• Written problem
Identify the lines that contain the string "type" and copy all of them.
— START Provided records —
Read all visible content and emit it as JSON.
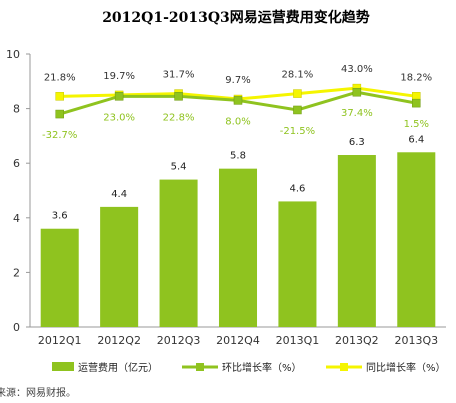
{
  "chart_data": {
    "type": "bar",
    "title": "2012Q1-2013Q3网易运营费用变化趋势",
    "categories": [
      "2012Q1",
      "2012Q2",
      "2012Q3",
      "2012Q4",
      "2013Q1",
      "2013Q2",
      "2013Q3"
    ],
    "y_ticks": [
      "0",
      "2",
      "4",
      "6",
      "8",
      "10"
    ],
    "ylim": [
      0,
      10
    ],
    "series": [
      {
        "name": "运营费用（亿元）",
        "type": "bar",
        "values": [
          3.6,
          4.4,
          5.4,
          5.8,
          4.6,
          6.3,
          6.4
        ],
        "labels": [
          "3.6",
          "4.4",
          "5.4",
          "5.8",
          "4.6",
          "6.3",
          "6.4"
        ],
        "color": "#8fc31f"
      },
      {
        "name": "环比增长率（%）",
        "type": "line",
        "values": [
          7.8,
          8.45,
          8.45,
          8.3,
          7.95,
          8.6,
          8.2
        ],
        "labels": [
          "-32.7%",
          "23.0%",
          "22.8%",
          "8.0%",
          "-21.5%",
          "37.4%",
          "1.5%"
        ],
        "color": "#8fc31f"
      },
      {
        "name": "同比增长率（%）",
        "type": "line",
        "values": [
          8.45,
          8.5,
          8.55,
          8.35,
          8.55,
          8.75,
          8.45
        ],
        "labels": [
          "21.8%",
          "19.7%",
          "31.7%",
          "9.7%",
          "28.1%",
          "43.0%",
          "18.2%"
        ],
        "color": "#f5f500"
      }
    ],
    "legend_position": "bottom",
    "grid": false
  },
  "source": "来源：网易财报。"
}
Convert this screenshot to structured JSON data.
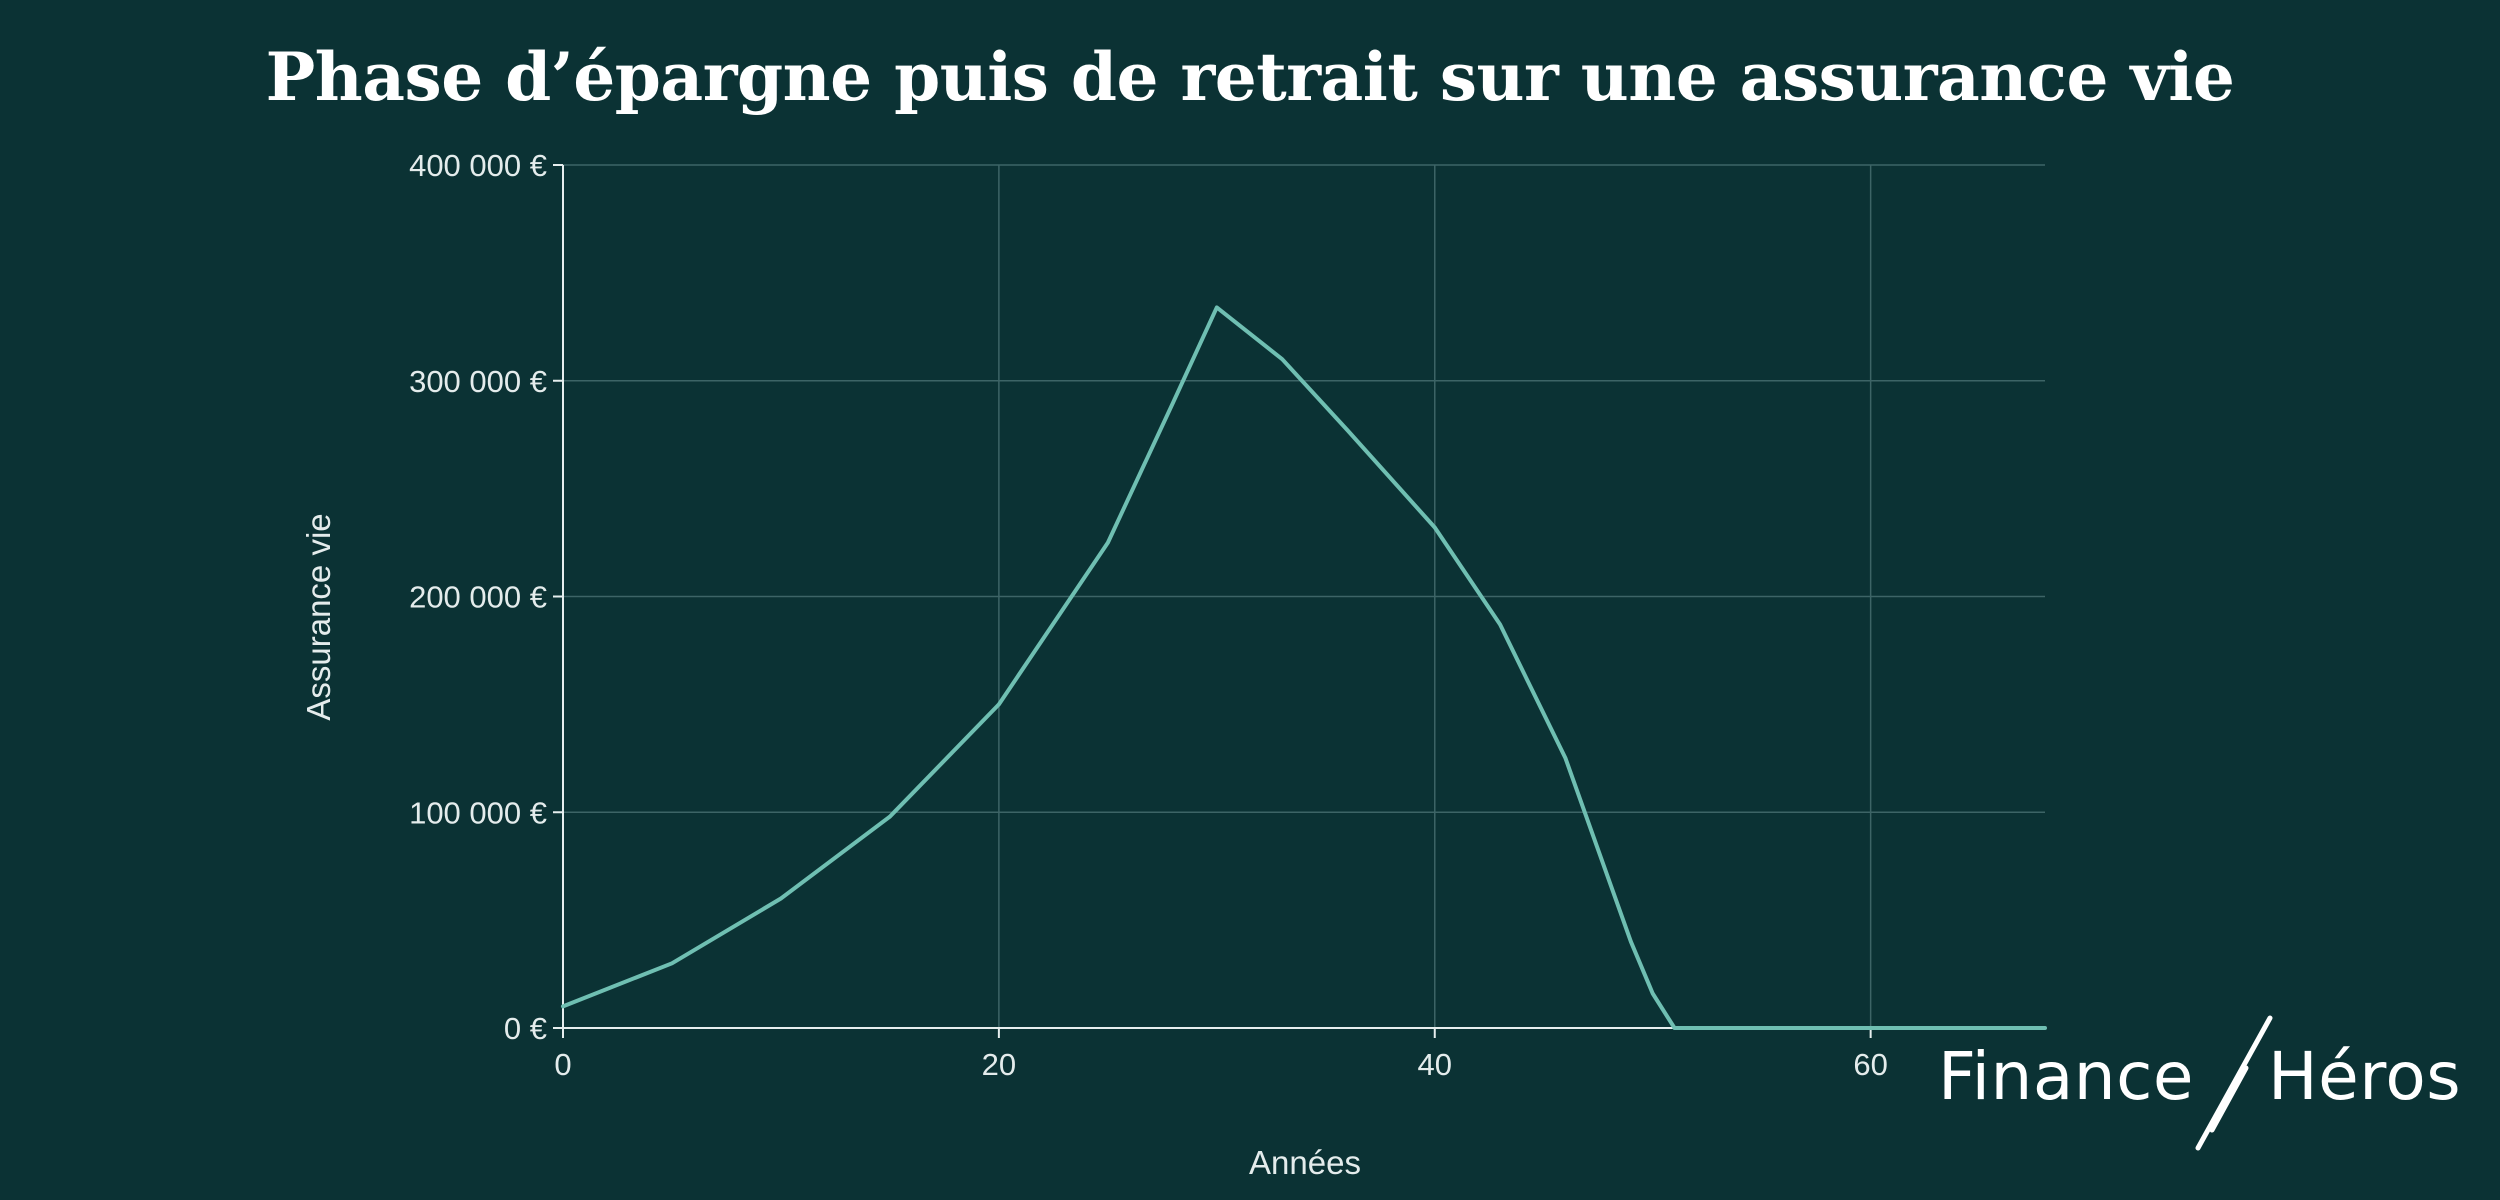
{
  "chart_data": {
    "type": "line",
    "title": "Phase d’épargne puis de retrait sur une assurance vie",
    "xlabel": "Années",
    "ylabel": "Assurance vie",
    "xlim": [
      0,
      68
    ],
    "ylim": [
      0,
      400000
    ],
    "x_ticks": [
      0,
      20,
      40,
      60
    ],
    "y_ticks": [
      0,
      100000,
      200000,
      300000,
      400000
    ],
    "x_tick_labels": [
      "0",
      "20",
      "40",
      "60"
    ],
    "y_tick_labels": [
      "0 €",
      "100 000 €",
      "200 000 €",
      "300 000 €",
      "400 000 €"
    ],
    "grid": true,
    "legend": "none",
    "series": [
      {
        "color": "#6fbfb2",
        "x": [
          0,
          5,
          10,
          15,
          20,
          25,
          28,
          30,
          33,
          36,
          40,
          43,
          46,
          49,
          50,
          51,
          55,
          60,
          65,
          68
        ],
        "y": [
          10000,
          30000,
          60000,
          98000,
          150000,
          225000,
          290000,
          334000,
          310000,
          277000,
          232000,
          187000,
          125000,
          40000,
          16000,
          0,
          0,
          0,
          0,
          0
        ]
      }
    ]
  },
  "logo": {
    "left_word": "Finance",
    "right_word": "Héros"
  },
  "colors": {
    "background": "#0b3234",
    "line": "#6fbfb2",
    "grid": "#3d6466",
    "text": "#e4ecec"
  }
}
— END Provided records —
— START Provided records —
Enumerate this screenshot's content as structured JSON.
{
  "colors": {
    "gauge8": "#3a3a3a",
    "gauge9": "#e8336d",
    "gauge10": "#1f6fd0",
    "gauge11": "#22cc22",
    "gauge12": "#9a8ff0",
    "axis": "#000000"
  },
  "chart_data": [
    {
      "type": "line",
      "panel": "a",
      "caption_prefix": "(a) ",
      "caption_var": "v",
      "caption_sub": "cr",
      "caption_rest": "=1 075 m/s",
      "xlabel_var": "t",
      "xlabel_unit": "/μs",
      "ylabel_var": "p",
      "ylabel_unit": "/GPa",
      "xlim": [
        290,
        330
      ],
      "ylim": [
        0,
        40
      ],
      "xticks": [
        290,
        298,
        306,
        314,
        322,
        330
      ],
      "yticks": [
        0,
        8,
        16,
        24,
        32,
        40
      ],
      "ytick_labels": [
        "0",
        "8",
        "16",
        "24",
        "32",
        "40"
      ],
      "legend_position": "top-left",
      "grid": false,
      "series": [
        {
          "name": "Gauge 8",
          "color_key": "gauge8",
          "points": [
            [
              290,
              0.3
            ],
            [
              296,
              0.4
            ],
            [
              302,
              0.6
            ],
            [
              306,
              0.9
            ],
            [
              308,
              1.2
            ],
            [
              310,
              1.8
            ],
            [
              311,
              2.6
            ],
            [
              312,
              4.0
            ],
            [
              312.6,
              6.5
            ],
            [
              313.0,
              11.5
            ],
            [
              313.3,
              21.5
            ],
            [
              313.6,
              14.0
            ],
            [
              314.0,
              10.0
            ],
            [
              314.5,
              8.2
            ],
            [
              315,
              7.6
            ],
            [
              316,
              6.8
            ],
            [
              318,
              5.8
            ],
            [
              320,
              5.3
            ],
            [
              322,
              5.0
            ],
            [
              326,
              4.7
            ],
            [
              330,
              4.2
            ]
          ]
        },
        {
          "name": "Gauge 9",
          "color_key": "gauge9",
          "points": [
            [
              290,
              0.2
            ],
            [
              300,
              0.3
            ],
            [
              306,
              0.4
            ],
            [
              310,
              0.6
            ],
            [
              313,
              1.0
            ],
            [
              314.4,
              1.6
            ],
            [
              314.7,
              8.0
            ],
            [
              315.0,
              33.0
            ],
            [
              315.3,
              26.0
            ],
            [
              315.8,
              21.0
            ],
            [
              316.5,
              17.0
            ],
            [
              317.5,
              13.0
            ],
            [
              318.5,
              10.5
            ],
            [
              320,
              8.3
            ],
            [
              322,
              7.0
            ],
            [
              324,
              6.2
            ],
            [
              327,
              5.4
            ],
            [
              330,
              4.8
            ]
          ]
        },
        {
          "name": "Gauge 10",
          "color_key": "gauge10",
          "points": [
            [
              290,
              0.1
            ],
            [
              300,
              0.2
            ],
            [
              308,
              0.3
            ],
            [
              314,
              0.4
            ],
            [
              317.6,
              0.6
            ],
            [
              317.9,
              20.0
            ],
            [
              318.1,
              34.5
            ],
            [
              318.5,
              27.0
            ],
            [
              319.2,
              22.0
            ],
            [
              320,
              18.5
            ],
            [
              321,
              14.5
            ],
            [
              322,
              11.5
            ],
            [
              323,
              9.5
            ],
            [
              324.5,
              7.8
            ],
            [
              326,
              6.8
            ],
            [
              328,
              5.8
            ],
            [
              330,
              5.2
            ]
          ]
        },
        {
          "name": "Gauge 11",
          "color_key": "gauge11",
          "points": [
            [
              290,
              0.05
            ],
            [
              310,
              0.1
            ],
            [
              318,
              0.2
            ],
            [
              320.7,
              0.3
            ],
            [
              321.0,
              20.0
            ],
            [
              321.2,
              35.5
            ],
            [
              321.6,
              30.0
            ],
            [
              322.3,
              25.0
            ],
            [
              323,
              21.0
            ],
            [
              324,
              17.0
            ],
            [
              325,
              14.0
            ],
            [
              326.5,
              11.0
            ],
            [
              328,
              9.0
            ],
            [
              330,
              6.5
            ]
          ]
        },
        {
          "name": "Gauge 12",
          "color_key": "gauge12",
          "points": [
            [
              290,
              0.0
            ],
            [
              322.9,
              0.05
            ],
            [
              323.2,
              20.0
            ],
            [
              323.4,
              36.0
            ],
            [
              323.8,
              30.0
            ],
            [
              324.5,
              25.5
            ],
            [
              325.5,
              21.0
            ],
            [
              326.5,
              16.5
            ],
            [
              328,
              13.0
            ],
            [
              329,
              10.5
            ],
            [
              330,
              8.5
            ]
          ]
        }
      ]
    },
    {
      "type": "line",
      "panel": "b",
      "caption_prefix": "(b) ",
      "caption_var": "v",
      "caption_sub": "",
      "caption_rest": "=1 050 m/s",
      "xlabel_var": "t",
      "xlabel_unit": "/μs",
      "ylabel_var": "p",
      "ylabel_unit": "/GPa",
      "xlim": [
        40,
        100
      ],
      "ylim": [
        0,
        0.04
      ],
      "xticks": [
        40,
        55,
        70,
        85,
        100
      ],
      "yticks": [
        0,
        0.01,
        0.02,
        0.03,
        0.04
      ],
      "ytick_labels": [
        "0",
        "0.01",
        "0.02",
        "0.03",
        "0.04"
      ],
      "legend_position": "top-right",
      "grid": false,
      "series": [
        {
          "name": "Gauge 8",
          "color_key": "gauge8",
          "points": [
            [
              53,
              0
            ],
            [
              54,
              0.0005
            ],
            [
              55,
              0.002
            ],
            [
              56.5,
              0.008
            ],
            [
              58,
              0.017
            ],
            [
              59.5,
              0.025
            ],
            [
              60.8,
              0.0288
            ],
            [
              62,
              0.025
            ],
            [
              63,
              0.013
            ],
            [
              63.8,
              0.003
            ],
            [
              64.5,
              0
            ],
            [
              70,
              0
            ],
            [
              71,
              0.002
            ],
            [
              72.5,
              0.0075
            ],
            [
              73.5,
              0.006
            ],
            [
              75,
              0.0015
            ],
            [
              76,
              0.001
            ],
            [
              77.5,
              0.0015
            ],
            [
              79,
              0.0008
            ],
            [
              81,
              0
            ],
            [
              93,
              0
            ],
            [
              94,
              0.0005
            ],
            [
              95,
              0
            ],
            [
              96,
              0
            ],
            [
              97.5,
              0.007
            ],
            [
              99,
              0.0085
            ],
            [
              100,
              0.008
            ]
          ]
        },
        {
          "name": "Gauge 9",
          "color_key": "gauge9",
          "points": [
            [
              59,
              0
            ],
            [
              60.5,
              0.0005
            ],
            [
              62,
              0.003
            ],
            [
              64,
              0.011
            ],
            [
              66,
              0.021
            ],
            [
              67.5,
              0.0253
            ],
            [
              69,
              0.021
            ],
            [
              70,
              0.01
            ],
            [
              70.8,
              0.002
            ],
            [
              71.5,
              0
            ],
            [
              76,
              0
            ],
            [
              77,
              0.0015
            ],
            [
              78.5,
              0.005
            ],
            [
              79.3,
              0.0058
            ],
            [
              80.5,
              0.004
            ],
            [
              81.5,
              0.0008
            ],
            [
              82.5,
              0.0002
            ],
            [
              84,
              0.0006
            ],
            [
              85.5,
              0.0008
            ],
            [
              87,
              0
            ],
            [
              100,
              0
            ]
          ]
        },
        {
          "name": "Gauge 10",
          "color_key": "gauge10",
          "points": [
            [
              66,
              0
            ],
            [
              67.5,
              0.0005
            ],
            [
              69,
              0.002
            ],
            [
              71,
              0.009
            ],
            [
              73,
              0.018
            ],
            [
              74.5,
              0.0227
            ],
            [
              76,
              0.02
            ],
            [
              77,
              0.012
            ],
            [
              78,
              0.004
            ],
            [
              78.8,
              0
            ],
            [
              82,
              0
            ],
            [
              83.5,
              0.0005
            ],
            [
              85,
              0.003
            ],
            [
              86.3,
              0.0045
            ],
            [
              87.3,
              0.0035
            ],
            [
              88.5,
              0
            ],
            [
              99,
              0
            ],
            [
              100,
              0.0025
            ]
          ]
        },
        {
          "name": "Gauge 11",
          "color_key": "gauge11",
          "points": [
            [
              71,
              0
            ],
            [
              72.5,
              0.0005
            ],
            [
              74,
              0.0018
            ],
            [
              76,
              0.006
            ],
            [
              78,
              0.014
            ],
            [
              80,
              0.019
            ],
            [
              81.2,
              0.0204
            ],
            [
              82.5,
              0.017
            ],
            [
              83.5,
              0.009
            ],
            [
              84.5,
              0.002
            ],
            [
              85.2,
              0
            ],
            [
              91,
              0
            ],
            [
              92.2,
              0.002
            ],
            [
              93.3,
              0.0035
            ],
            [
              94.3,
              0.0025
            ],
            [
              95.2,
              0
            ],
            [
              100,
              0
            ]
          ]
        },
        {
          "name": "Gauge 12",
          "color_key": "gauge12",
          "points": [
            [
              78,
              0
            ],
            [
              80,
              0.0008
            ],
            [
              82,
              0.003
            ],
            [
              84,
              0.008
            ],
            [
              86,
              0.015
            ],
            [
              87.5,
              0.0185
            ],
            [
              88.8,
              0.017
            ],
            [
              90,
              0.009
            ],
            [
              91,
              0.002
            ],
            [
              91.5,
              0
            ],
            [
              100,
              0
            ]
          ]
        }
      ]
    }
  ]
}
— END Provided records —
• Output below
    "type": "bar",
        "type": "bar",
        "type": "line",
        "type": "line",
    "type": "line",
      "type": "line",
      "type": "line",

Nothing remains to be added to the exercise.